◆ **The data**:

[start]

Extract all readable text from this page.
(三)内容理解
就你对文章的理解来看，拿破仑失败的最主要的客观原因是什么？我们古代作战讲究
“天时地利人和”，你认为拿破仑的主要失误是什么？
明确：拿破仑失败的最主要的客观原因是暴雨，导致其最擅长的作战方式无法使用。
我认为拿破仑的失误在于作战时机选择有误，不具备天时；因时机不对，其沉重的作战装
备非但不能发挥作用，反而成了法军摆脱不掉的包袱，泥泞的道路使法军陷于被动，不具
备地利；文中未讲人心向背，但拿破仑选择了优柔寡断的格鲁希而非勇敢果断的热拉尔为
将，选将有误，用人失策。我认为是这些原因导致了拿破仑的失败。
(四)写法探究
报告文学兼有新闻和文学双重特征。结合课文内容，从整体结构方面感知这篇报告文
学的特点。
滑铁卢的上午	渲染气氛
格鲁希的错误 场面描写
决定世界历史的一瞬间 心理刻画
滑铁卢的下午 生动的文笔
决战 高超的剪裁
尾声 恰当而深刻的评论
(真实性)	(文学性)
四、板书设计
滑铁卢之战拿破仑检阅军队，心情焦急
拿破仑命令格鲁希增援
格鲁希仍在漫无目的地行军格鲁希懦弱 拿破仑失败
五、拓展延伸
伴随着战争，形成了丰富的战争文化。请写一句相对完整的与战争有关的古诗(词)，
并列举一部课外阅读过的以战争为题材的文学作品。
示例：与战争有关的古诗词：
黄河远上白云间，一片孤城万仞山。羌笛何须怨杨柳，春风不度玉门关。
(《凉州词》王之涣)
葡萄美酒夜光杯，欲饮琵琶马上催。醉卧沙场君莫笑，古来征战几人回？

[end]

◆ **Work required**:
Each entry must be reproduced verbatim.

◆ **Complete output**:
Extract all readable text from this page.
(三)内容理解
就你对文章的理解来看，拿破仑失败的最主要的客观原因是什么？我们古代作战讲究
“天时地利人和”，你认为拿破仑的主要失误是什么？
明确：拿破仑失败的最主要的客观原因是暴雨，导致其最擅长的作战方式无法使用。
我认为拿破仑的失误在于作战时机选择有误，不具备天时；因时机不对，其沉重的作战装
备非但不能发挥作用，反而成了法军摆脱不掉的包袱，泥泞的道路使法军陷于被动，不具
备地利；文中未讲人心向背，但拿破仑选择了优柔寡断的格鲁希而非勇敢果断的热拉尔为
将，选将有误，用人失策。我认为是这些原因导致了拿破仑的失败。
(四)写法探究
报告文学兼有新闻和文学双重特征。结合课文内容，从整体结构方面感知这篇报告文
学的特点。
滑铁卢的上午	渲染气氛
格鲁希的错误 场面描写
决定世界历史的一瞬间 心理刻画
滑铁卢的下午 生动的文笔
决战 高超的剪裁
尾声 恰当而深刻的评论
(真实性)	(文学性)
四、板书设计
滑铁卢之战拿破仑检阅军队，心情焦急
拿破仑命令格鲁希增援
格鲁希仍在漫无目的地行军格鲁希懦弱 拿破仑失败
五、拓展延伸
伴随着战争，形成了丰富的战争文化。请写一句相对完整的与战争有关的古诗(词)，
并列举一部课外阅读过的以战争为题材的文学作品。
示例：与战争有关的古诗词：
黄河远上白云间，一片孤城万仞山。羌笛何须怨杨柳，春风不度玉门关。
(《凉州词》王之涣)
葡萄美酒夜光杯，欲饮琵琶马上催。醉卧沙场君莫笑，古来征战几人回？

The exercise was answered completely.